• **The problem**: Locate every line that holds the string "availability" and copy it.

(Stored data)
┌──

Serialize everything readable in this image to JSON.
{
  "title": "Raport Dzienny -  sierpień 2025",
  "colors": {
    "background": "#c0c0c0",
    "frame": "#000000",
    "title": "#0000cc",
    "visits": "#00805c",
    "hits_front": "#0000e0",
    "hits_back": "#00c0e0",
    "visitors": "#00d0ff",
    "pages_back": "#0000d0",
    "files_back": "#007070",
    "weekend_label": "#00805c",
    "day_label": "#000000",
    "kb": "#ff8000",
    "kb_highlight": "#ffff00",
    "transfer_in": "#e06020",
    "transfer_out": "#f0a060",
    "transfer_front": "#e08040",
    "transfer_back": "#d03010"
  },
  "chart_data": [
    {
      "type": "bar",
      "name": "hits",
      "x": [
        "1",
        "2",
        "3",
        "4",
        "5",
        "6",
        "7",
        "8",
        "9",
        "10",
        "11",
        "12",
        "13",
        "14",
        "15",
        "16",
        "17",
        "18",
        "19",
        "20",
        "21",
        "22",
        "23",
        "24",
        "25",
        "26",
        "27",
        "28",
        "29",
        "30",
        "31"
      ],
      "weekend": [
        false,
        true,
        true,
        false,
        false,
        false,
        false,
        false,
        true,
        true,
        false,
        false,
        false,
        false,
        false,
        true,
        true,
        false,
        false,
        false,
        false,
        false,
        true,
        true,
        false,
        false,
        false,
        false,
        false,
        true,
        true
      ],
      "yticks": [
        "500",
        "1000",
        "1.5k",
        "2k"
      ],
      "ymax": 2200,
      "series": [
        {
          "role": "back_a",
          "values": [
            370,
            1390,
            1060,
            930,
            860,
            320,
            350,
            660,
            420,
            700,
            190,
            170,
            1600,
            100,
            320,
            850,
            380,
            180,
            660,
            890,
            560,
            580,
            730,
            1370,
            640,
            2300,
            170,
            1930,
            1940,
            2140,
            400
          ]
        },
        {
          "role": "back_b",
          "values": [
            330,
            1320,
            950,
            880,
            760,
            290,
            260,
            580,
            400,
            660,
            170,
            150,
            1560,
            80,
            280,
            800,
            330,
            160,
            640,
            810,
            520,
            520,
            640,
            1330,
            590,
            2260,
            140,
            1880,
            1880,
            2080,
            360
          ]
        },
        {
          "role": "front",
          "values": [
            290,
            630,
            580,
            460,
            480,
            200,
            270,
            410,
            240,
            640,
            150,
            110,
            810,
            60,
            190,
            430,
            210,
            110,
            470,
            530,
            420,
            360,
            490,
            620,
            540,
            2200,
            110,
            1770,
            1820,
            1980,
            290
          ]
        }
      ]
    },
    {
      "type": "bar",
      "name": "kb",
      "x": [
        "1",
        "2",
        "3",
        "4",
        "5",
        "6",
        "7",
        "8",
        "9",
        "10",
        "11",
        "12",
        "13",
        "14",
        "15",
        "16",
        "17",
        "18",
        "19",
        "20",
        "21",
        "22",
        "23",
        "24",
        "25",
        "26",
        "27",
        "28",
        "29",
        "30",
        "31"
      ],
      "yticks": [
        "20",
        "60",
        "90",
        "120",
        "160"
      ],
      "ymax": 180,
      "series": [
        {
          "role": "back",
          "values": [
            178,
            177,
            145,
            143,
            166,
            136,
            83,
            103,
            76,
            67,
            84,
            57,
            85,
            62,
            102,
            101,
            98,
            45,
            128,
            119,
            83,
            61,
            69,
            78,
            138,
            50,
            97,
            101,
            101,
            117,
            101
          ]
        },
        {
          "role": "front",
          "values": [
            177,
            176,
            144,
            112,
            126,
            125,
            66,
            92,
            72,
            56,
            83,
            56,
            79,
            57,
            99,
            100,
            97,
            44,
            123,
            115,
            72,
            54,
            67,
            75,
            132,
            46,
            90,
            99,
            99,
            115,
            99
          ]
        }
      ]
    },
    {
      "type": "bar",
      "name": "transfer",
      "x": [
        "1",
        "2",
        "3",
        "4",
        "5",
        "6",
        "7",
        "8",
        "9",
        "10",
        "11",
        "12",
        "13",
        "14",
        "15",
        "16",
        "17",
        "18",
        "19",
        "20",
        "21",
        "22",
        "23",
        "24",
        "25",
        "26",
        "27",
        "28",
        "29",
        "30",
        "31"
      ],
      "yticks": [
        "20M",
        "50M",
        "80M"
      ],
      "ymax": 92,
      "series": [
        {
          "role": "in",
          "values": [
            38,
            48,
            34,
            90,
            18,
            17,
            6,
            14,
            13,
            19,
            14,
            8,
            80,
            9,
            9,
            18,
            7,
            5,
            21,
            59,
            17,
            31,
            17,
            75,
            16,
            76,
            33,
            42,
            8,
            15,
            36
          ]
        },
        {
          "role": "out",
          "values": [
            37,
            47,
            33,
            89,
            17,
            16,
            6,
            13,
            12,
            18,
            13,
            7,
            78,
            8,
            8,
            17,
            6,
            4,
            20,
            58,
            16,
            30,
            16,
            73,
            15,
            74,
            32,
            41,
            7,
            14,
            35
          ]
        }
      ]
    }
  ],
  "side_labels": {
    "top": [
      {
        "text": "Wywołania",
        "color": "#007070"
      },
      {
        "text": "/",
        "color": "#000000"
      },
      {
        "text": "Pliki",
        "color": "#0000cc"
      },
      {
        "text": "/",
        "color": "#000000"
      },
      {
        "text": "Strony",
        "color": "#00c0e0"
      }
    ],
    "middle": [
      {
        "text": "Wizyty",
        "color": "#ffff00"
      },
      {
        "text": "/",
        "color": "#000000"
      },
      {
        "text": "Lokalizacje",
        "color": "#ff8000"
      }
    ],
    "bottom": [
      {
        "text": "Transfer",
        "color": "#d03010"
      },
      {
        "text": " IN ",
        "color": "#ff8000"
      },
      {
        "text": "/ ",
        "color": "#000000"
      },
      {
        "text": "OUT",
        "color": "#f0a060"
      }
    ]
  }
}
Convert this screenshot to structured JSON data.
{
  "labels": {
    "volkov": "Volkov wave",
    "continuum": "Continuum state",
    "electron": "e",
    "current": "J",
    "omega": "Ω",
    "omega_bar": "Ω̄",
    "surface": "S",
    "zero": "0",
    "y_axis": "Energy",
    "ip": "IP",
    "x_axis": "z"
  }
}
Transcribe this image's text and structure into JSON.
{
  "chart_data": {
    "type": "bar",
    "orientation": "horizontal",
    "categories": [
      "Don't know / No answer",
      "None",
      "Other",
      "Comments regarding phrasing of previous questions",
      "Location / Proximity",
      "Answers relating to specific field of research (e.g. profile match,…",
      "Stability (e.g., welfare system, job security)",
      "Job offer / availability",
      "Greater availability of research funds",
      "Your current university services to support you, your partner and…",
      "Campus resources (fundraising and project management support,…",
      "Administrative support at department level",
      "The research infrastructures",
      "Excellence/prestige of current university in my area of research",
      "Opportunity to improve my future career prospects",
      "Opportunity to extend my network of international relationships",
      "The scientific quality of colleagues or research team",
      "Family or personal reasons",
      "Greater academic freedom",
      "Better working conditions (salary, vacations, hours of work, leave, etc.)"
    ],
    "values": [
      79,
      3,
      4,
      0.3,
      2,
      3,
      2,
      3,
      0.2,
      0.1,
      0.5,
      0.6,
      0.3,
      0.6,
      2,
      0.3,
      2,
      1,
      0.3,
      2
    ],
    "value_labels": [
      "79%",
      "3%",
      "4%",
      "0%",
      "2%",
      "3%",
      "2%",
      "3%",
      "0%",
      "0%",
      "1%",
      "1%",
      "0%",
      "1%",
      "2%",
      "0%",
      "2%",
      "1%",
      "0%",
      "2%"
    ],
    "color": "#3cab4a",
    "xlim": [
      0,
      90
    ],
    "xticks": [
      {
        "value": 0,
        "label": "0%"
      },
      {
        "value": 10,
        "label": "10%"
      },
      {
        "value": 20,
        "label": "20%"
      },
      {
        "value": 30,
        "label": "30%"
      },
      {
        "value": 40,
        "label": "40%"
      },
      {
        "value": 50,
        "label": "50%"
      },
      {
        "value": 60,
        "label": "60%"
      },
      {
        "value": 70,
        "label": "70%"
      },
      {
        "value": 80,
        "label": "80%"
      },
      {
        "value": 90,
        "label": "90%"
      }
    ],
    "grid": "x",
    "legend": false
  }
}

└──

• **Final answer**:
      "Job offer / availability",
      "Greater availability of research funds",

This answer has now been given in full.